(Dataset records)

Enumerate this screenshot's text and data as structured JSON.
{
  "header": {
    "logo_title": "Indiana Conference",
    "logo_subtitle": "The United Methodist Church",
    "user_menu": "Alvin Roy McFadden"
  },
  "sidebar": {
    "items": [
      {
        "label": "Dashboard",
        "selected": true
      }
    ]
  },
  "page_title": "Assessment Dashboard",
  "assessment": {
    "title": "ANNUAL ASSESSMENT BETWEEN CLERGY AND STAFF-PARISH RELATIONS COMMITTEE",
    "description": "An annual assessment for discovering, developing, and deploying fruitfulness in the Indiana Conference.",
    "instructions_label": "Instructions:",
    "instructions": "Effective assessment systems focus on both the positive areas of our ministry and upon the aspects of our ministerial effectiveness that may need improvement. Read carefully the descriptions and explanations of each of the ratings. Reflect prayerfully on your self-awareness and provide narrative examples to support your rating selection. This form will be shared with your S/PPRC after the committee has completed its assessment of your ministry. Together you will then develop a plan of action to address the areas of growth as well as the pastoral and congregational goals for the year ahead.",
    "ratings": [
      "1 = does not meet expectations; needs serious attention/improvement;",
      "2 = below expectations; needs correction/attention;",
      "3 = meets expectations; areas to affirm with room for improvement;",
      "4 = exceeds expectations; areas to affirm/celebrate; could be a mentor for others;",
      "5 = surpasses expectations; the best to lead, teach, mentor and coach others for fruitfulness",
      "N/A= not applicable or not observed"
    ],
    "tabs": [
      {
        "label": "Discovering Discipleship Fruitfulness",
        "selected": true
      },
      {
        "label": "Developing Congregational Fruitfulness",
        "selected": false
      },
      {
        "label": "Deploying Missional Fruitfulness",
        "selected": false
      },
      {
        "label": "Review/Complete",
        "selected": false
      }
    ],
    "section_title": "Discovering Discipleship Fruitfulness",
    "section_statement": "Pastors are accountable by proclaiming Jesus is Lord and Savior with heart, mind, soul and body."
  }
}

What you are asked to do>
Copy every line in the entries above that has the string "expectations" in it.

Full solution>
      "1 = does not meet expectations; needs serious attention/improvement;",
      "2 = below expectations; needs correction/attention;",
      "3 = meets expectations; areas to affirm with room for improvement;",
      "4 = exceeds expectations; areas to affirm/celebrate; could be a mentor for others;",
      "5 = surpasses expectations; the best to lead, teach, mentor and coach others for fruitfulness",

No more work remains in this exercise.